■ TASK OBJECTIVE ■
Exactly repeat the full listing that follows.

━━ RECORDS FOR THE TASK ━━

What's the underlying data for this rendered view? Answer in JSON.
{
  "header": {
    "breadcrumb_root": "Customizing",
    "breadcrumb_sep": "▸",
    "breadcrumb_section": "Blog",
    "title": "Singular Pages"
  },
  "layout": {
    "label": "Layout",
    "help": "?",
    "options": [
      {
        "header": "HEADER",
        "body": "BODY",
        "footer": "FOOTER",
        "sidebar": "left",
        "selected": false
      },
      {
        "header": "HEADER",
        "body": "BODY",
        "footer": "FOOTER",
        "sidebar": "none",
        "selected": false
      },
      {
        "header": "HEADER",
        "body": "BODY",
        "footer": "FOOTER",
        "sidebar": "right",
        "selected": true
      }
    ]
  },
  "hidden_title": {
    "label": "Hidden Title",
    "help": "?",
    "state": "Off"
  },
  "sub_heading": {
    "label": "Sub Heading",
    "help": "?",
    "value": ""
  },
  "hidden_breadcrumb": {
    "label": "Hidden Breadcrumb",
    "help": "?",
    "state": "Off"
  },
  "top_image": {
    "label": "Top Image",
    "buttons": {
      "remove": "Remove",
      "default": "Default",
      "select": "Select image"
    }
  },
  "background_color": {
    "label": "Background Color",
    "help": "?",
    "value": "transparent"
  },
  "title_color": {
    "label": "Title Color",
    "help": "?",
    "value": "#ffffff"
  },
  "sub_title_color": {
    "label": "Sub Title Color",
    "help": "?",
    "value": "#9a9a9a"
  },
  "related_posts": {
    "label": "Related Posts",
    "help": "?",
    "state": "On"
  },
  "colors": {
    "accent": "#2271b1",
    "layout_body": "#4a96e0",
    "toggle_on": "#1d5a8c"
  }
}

━━━

■ FINAL RESULT ■
What's the underlying data for this rendered view? Answer in JSON.
{
  "header": {
    "breadcrumb_root": "Customizing",
    "breadcrumb_sep": "▸",
    "breadcrumb_section": "Blog",
    "title": "Singular Pages"
  },
  "layout": {
    "label": "Layout",
    "help": "?",
    "options": [
      {
        "header": "HEADER",
        "body": "BODY",
        "footer": "FOOTER",
        "sidebar": "left",
        "selected": false
      },
      {
        "header": "HEADER",
        "body": "BODY",
        "footer": "FOOTER",
        "sidebar": "none",
        "selected": false
      },
      {
        "header": "HEADER",
        "body": "BODY",
        "footer": "FOOTER",
        "sidebar": "right",
        "selected": true
      }
    ]
  },
  "hidden_title": {
    "label": "Hidden Title",
    "help": "?",
    "state": "Off"
  },
  "sub_heading": {
    "label": "Sub Heading",
    "help": "?",
    "value": ""
  },
  "hidden_breadcrumb": {
    "label": "Hidden Breadcrumb",
    "help": "?",
    "state": "Off"
  },
  "top_image": {
    "label": "Top Image",
    "buttons": {
      "remove": "Remove",
      "default": "Default",
      "select": "Select image"
    }
  },
  "background_color": {
    "label": "Background Color",
    "help": "?",
    "value": "transparent"
  },
  "title_color": {
    "label": "Title Color",
    "help": "?",
    "value": "#ffffff"
  },
  "sub_title_color": {
    "label": "Sub Title Color",
    "help": "?",
    "value": "#9a9a9a"
  },
  "related_posts": {
    "label": "Related Posts",
    "help": "?",
    "state": "On"
  },
  "colors": {
    "accent": "#2271b1",
    "layout_body": "#4a96e0",
    "toggle_on": "#1d5a8c"
  }
}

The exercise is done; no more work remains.